## Exercise instructions
Go through the material below and copy all lines with "должны".

Some records
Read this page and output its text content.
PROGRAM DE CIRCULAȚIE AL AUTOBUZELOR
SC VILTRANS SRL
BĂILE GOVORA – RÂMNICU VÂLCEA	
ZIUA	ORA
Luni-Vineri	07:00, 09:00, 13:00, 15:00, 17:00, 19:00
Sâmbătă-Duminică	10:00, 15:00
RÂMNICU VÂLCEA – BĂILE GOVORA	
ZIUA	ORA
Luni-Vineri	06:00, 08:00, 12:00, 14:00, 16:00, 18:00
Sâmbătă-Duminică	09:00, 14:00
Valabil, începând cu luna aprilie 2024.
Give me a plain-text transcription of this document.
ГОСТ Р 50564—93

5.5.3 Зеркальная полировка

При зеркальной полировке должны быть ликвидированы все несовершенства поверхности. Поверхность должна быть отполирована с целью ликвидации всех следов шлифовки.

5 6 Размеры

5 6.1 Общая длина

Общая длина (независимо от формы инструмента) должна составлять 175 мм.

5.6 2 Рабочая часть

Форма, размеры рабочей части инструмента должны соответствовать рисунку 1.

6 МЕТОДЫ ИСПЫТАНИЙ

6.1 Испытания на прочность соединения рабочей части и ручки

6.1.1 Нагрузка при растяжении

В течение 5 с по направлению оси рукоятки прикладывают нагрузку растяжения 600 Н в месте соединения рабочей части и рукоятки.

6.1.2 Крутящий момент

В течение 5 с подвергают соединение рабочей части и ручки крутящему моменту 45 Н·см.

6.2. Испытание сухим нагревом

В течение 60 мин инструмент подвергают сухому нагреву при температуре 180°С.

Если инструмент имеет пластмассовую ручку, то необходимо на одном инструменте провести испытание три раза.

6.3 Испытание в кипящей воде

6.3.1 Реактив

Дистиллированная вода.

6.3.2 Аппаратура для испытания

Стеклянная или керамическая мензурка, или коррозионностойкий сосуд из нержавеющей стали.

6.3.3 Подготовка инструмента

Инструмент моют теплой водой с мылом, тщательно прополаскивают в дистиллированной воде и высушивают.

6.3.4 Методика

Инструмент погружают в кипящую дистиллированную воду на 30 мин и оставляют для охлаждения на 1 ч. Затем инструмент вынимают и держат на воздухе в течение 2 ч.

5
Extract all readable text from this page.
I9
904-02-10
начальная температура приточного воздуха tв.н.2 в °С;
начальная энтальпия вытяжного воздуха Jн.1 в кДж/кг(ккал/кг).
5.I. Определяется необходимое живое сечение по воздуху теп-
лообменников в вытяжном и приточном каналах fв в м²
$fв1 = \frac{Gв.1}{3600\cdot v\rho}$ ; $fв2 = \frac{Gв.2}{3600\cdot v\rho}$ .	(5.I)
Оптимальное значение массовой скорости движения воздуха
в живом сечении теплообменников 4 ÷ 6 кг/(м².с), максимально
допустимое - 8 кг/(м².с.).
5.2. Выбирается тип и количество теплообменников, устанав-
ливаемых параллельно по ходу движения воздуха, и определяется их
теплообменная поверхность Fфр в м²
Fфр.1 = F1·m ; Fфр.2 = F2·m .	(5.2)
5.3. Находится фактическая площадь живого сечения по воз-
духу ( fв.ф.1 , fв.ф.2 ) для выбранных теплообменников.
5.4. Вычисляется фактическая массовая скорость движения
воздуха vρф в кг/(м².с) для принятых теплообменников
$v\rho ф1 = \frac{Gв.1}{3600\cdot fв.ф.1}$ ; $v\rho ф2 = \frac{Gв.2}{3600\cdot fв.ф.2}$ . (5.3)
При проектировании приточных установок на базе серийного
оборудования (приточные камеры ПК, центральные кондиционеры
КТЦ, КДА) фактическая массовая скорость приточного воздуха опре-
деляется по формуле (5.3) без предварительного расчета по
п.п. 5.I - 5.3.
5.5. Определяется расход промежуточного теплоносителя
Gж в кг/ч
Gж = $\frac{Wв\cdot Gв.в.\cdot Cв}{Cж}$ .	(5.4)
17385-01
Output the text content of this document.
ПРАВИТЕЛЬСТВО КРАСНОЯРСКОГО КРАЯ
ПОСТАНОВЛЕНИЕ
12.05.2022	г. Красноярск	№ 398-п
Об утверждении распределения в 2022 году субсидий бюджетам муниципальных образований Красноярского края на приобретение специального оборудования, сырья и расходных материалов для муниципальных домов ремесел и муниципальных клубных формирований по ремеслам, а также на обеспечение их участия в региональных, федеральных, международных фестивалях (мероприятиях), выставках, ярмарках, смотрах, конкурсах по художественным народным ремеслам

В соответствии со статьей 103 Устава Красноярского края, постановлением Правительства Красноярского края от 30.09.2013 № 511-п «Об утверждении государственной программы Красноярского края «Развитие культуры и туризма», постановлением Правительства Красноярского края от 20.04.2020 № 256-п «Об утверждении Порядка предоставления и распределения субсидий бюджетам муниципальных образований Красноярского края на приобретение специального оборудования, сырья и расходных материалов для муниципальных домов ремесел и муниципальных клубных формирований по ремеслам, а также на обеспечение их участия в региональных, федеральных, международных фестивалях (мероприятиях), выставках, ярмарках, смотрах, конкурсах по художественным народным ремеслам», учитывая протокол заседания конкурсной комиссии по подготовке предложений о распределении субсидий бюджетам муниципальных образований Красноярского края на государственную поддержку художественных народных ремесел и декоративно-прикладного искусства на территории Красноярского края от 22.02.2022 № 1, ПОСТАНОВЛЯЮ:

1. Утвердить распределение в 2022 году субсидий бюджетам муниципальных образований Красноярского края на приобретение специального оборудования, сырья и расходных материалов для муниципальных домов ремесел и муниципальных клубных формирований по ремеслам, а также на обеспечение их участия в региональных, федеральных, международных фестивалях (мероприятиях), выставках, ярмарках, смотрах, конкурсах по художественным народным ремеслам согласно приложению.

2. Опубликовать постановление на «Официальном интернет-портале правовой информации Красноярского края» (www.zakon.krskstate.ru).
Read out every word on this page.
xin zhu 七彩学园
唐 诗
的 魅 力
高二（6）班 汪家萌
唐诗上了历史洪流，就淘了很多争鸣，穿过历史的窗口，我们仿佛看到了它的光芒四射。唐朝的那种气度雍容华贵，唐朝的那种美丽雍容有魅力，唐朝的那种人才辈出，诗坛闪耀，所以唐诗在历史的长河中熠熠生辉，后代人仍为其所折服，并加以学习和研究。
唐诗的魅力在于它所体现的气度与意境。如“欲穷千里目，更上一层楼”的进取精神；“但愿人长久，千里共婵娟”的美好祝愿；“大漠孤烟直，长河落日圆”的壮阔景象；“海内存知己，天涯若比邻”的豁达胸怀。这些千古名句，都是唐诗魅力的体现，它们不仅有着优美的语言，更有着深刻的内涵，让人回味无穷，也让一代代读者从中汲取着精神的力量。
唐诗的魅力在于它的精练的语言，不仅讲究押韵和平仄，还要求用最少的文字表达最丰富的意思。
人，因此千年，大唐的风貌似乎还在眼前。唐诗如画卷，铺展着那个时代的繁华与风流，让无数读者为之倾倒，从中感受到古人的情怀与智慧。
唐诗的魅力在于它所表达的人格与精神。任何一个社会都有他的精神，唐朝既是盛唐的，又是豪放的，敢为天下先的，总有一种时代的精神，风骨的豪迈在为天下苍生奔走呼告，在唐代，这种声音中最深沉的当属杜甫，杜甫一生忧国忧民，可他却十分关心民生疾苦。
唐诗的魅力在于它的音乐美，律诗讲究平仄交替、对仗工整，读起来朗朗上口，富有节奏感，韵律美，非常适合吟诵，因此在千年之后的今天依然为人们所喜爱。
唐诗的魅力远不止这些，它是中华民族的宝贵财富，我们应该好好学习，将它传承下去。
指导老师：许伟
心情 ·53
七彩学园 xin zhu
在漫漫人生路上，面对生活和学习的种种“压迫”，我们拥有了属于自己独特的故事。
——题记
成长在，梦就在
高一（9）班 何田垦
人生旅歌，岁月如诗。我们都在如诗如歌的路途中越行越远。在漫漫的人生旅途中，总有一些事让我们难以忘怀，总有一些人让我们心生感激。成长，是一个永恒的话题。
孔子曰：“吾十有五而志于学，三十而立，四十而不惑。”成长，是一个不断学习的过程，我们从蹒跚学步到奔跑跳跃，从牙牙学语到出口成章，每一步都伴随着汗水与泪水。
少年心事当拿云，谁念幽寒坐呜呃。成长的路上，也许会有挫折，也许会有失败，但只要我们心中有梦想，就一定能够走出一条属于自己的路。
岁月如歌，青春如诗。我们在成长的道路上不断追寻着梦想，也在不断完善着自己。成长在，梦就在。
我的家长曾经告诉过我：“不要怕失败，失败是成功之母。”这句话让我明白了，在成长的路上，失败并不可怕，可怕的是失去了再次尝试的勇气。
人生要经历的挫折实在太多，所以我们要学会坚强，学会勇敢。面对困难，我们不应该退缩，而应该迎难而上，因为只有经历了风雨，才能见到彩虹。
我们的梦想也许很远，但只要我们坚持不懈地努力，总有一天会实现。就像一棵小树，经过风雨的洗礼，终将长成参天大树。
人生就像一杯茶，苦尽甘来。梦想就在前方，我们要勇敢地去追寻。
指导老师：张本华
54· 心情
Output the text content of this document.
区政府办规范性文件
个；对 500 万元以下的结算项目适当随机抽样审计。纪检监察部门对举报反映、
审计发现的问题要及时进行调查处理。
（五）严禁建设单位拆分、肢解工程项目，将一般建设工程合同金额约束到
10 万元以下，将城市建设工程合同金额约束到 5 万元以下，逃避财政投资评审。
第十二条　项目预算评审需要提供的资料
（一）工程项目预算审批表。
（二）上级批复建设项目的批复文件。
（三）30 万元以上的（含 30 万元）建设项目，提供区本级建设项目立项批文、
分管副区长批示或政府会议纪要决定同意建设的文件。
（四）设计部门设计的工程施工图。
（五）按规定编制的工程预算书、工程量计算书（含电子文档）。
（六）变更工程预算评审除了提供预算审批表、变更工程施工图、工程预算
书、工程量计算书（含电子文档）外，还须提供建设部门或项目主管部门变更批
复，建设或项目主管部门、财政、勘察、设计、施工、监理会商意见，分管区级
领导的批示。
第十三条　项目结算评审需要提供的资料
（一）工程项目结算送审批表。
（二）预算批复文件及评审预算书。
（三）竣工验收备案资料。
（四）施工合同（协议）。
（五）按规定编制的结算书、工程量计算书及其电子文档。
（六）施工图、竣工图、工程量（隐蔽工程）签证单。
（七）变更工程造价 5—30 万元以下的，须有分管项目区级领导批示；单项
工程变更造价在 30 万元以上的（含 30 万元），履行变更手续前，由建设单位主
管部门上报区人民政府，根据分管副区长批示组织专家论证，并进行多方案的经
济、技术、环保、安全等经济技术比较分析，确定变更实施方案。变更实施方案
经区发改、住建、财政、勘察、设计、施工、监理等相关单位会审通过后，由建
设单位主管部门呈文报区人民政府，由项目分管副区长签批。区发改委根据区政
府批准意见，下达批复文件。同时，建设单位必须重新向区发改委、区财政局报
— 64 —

## Exercise output
При зеркальной полировке должны быть ликвидированы все несовершенства поверхности. Поверхность должна быть отполирована с целью ликвидации всех следов шлифовки.
Форма, размеры рабочей части инструмента должны соответствовать рисунку 1.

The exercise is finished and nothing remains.